[Collected data]
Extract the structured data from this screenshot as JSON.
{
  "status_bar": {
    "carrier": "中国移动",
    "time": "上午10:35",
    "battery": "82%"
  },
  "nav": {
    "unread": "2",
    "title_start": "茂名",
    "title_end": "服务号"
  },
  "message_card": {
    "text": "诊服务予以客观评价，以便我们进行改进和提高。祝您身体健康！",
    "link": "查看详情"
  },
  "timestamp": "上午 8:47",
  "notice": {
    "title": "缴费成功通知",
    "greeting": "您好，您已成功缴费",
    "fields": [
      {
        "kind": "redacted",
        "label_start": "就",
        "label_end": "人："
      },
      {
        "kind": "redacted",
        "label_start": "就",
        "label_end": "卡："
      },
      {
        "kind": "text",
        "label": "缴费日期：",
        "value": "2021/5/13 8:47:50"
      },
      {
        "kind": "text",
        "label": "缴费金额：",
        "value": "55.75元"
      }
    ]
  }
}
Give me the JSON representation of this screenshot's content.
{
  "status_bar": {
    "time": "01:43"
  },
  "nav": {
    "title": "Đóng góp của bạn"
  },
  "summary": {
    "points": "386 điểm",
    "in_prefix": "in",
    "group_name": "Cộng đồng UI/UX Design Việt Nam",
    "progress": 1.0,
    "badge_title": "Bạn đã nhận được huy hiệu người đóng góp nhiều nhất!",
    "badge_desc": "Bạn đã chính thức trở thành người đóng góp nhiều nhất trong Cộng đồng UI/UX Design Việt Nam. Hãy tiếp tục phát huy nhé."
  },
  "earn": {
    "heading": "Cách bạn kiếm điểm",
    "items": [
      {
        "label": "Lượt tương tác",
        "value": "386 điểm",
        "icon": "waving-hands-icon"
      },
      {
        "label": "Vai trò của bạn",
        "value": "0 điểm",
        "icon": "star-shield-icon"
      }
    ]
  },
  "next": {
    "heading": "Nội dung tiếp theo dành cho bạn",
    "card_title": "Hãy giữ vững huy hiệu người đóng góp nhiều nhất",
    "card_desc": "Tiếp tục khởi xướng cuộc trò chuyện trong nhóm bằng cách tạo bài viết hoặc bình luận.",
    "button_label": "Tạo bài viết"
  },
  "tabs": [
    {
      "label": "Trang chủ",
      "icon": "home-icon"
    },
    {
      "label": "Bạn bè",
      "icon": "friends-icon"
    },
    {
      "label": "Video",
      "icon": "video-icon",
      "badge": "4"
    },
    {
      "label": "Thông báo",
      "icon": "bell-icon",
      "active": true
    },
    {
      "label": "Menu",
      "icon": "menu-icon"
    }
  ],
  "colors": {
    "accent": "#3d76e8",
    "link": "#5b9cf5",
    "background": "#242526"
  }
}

• WHAT YOU NEED TO DO:
Repeat every record exactly as written, please.

• EXERCISE SOLUTION:
Extract the structured data from this screenshot as JSON.
{
  "status_bar": {
    "carrier": "中国移动",
    "time": "上午10:35",
    "battery": "82%"
  },
  "nav": {
    "unread": "2",
    "title_start": "茂名",
    "title_end": "服务号"
  },
  "message_card": {
    "text": "诊服务予以客观评价，以便我们进行改进和提高。祝您身体健康！",
    "link": "查看详情"
  },
  "timestamp": "上午 8:47",
  "notice": {
    "title": "缴费成功通知",
    "greeting": "您好，您已成功缴费",
    "fields": [
      {
        "kind": "redacted",
        "label_start": "就",
        "label_end": "人："
      },
      {
        "kind": "redacted",
        "label_start": "就",
        "label_end": "卡："
      },
      {
        "kind": "text",
        "label": "缴费日期：",
        "value": "2021/5/13 8:47:50"
      },
      {
        "kind": "text",
        "label": "缴费金额：",
        "value": "55.75元"
      }
    ]
  }
}
Give me the JSON representation of this screenshot's content.
{
  "status_bar": {
    "time": "01:43"
  },
  "nav": {
    "title": "Đóng góp của bạn"
  },
  "summary": {
    "points": "386 điểm",
    "in_prefix": "in",
    "group_name": "Cộng đồng UI/UX Design Việt Nam",
    "progress": 1.0,
    "badge_title": "Bạn đã nhận được huy hiệu người đóng góp nhiều nhất!",
    "badge_desc": "Bạn đã chính thức trở thành người đóng góp nhiều nhất trong Cộng đồng UI/UX Design Việt Nam. Hãy tiếp tục phát huy nhé."
  },
  "earn": {
    "heading": "Cách bạn kiếm điểm",
    "items": [
      {
        "label": "Lượt tương tác",
        "value": "386 điểm",
        "icon": "waving-hands-icon"
      },
      {
        "label": "Vai trò của bạn",
        "value": "0 điểm",
        "icon": "star-shield-icon"
      }
    ]
  },
  "next": {
    "heading": "Nội dung tiếp theo dành cho bạn",
    "card_title": "Hãy giữ vững huy hiệu người đóng góp nhiều nhất",
    "card_desc": "Tiếp tục khởi xướng cuộc trò chuyện trong nhóm bằng cách tạo bài viết hoặc bình luận.",
    "button_label": "Tạo bài viết"
  },
  "tabs": [
    {
      "label": "Trang chủ",
      "icon": "home-icon"
    },
    {
      "label": "Bạn bè",
      "icon": "friends-icon"
    },
    {
      "label": "Video",
      "icon": "video-icon",
      "badge": "4"
    },
    {
      "label": "Thông báo",
      "icon": "bell-icon",
      "active": true
    },
    {
      "label": "Menu",
      "icon": "menu-icon"
    }
  ],
  "colors": {
    "accent": "#3d76e8",
    "link": "#5b9cf5",
    "background": "#242526"
  }
}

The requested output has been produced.